• _Task_: Find the string "коллективного" in the records. Copy every line it appears in.

• _Data shown_:
^^^^^^^^^^^^^^^^

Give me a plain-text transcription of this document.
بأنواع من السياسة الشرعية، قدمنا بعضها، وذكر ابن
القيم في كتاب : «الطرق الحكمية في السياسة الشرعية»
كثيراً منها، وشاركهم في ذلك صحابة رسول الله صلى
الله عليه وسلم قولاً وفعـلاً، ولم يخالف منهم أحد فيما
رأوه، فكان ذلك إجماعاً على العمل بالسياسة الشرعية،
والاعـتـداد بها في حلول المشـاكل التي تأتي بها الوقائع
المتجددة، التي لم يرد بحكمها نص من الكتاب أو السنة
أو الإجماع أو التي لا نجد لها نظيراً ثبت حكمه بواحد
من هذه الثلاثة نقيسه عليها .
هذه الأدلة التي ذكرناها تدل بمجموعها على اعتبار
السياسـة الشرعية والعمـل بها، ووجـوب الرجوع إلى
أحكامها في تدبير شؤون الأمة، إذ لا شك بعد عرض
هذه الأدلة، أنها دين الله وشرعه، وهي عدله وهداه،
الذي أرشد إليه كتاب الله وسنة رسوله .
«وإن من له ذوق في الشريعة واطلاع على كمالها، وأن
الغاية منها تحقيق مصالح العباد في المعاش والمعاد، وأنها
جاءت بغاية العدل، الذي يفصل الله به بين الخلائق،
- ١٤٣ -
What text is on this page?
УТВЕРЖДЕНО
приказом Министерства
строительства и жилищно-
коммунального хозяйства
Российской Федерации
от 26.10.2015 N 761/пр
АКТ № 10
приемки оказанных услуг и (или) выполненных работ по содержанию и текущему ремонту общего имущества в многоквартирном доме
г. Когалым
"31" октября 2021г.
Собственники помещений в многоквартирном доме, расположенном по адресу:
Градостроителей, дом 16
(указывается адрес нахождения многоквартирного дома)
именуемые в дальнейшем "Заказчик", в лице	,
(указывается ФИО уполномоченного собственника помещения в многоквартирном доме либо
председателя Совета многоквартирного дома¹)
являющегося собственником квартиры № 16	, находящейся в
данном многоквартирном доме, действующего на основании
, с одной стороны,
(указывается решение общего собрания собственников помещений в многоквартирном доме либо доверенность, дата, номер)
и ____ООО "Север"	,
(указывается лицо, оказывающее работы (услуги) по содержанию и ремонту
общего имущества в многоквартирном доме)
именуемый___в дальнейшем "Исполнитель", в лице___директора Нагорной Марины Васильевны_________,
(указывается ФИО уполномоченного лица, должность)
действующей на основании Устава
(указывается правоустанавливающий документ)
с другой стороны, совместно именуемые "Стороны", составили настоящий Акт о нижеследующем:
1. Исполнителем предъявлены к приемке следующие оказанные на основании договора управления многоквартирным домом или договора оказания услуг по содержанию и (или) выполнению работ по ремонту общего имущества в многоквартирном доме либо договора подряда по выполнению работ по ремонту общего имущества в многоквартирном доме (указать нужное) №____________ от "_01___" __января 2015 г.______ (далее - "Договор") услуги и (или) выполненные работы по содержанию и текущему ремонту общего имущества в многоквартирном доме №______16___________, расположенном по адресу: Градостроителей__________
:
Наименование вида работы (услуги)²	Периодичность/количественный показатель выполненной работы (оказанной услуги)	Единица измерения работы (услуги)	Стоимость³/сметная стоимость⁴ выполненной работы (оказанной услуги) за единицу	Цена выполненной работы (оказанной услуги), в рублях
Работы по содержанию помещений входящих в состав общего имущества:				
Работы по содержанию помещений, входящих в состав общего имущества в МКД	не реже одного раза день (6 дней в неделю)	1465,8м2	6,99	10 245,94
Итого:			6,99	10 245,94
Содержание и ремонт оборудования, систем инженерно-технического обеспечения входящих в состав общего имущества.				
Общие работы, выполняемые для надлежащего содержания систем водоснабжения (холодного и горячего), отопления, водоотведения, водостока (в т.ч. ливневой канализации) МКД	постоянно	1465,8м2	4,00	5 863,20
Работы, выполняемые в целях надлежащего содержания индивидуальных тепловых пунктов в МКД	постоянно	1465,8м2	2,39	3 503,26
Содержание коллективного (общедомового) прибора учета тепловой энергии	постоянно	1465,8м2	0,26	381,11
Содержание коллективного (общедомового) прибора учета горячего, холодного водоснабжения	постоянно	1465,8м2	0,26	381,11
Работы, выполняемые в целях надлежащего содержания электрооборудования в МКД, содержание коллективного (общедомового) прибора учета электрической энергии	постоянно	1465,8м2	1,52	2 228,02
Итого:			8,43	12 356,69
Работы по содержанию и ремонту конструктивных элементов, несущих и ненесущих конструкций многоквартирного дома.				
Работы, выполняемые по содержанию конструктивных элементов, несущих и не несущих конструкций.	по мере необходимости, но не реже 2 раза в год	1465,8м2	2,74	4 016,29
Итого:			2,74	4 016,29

^^^^^^^^^^^^^^^^

• _Result of the exercise_:
Содержание коллективного (общедомового) прибора учета тепловой энергии	постоянно	1465,8м2	0,26	381,11
Содержание коллективного (общедомового) прибора учета горячего, холодного водоснабжения	постоянно	1465,8м2	0,26	381,11
Работы, выполняемые в целях надлежащего содержания электрооборудования в МКД, содержание коллективного (общедомового) прибора учета электрической энергии	постоянно	1465,8м2	1,52	2 228,02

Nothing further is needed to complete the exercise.